= DAFTAR TUGAS =
• a. Tentukan apakah setiap pernyataan berikut sesuai dengan petikan tentang bebek songkem di bawah, lalu jawab ya atau tidak disertai kutipan persis kata-kata petikan yang menjadi penentunya: (i) Bebek di warung itu dikukus lebih dulu sebelum diolah sesuai pilihan. (ii) Bendera penunjuk jarak di sepanjang jalan dimulai dari 5 kilometer. (iii) Penulis memesan bebek goreng untuk dirinya sendiri.
• b. Kumpulkan setiap baris dari entri di bawah yang memuat kata "axis", dengan memperhatikan perbedaan huruf besar dan kecil.

= PETIKAN TEKS =
============================================================

Biasanya setiap tahun di bulan Oktober gue akan mengusahakan mendatangi satu tempat yang belum pernah didatangi sebelumnya. Sampai tahun kemarin, dan tahun ini, tempat baru itu diusahakan di dalam Indonesia mengingat banyak sekali wilayah di dalam negeri tercinta ini yang belum pernah gue lihat. Oktober tahun lalu gue berhasil melaksanakan niat ini, sekaligus memenuhi keinginan yang sudah dipendam sekitar 3 tahun, untuk menginjakkan kaki di Madura. Bahagianya pun makin berlipat ratusan kali karena perginya bersama dengan mas bebep :)

Pecinta makanan yang tinggal di pulau Jawa, dan bagian lain Indonesia mungkin, pasti pernah dengar ketenaran bebek Sinjay. Begitupun gue. Ngebet banget pengen merasakan makan bebek Sinjay di tempat aslinya. Tapi cerita kali ini bukan tentang bebek Sinjay yang sudah banyak diulas. Ketika menginap di rumah seorang sanak saudara, yang bersangkutan berkali-kali menekankan untuk mencoba bebek Songkem, selain tentu saja bebek Sinjay. Penasaran, kami pun berpikir kalau memang ketemu tempatnya ya kita coba saja mumpung sedang di sana. Jarang-jarang kan bisa makan masakan asli Madura. Istilah bebek songkem muncul saat pertama kali masakan ini dibuat beberapa puluh tahun yang lalu. Konon masyarakat kota Sampang dengan notabene menjunjung dan menghormati Kyai, selalu membawa oleh - oleh bila hendak ke rumah sang Kyai untuk songkeman. Maka jadilah masakan bebek yang mereka bawa disebut bebek songkem.

Warung yang kami tuju nampaknya warung yang baru buka dan sedang gencar promosi. Sejak dari ujung akhir tol Suramadu, bendera merah berkibar di sepanjang jalan menunjukkan berapa meter lagi jarak kami dari bebek Songkem. Mulai dari 3 kilometer, terus mengecil sampai persis di depan warungnya. Warungnya cukup sederhana, cukup luas dan, yang terpenting, bersih. Begitu masuk kami langsung memesan di counter yang tersedia. Bebek goreng untuk mas bebep, bebek bakar buat gue. Satu hal menarik dari masakan ini adalah bebek yang disajikan dikukus terlebih dahulu sebelum diolah lebih lanjut sesuai pilihan; goreng, bakar, bakar madu, atau tetap kukus. Warung ini menggadang bahwa dengan dikukus maka lapisan lemak di bawah kulit bebek akan luntur dan karena itu menjadikan bebeknya tidak berkolesterol tinggi. Perfecto!

============================================================

= ENTRI DATA =
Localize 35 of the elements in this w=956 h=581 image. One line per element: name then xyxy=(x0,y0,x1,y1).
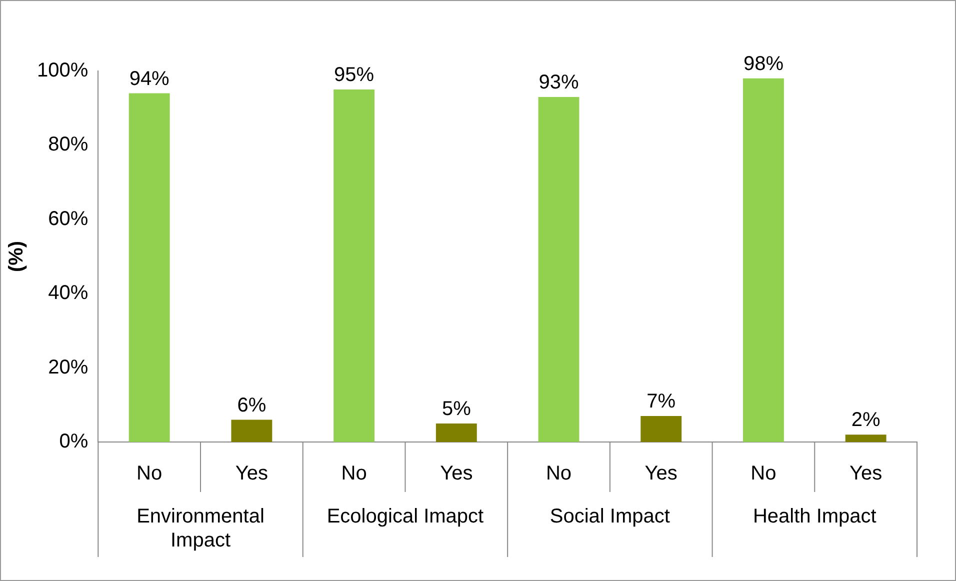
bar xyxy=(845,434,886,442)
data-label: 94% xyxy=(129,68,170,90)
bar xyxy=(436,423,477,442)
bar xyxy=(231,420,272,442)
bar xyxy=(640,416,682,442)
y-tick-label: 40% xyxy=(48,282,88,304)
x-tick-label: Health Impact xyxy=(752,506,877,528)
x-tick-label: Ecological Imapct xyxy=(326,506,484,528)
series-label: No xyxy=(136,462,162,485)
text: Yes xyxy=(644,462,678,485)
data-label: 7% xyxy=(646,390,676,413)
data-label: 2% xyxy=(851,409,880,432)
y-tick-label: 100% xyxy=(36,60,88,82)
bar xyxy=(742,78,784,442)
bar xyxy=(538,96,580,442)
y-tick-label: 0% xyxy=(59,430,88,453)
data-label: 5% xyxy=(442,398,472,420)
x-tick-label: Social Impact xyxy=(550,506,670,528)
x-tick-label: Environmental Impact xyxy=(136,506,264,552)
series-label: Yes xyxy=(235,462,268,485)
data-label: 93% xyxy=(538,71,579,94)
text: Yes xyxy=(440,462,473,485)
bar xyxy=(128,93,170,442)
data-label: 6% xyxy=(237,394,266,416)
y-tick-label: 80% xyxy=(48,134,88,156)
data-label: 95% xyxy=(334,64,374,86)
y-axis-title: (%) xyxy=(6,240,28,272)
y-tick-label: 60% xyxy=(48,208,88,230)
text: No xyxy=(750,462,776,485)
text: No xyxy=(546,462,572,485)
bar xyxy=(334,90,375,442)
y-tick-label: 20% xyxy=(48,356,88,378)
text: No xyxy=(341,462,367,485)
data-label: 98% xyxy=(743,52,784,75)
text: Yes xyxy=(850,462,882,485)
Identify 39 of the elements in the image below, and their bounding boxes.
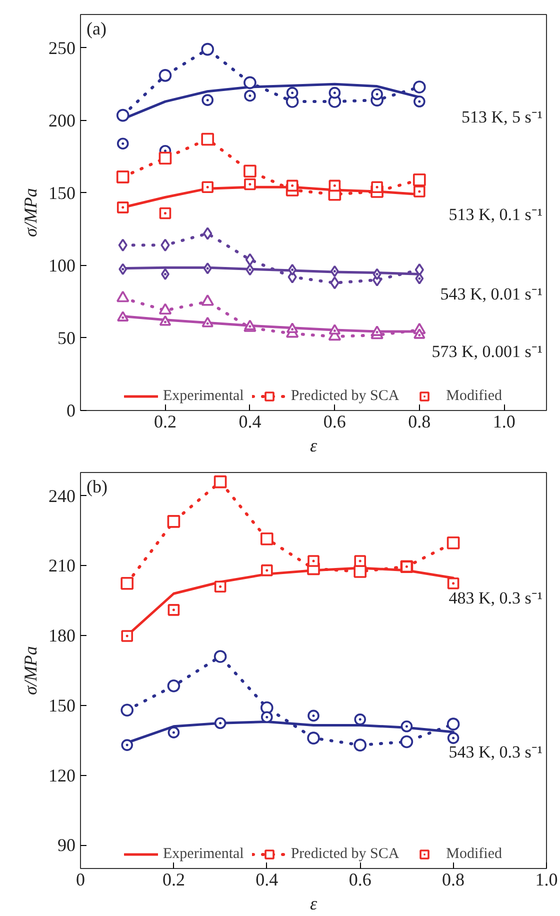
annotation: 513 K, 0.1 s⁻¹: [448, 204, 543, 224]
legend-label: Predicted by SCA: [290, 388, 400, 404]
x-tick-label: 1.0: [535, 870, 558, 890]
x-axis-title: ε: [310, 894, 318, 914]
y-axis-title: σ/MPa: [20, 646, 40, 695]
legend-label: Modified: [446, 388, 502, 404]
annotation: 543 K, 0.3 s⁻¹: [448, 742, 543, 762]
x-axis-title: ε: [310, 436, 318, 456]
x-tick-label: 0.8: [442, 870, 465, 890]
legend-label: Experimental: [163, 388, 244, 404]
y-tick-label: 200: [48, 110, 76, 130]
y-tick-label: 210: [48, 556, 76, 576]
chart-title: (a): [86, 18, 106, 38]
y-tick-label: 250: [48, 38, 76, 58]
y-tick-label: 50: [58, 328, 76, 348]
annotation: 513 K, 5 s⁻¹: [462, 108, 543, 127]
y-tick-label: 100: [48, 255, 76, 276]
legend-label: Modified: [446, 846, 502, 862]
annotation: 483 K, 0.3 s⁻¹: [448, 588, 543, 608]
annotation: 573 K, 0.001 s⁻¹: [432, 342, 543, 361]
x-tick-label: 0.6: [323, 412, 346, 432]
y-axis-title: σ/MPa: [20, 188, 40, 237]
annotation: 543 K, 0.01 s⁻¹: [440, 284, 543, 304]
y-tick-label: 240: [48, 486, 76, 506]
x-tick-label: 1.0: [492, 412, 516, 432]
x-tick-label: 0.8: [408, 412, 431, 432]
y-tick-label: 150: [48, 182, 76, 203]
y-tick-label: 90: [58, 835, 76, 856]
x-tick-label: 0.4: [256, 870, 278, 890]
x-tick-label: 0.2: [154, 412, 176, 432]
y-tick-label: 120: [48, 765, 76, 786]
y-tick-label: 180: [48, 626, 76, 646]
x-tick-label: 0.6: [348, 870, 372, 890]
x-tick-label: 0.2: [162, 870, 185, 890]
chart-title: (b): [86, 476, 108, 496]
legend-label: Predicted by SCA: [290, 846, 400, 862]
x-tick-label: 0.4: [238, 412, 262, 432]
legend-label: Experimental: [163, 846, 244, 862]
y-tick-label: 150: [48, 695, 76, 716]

============================================================

= JAWABAN SOAL =
• a.
(i) Ya: "bebek yang disajikan dikukus terlebih dahulu sebelum diolah lebih lanjut sesuai pilihan"
(ii) Tidak: "Mulai dari 3 kilometer"
(iii) Tidak: "Bebek goreng untuk mas bebep, bebek bakar buat gue."

• b.
y-axis-title: (%) xyxy=(6,240,28,272)
x-axis-title: ε: [310, 894, 318, 914]
y-axis-title: σ/MPa: [20, 646, 40, 695]
x-axis-title: ε: [310, 436, 318, 456]
y-axis-title: σ/MPa: [20, 188, 40, 237]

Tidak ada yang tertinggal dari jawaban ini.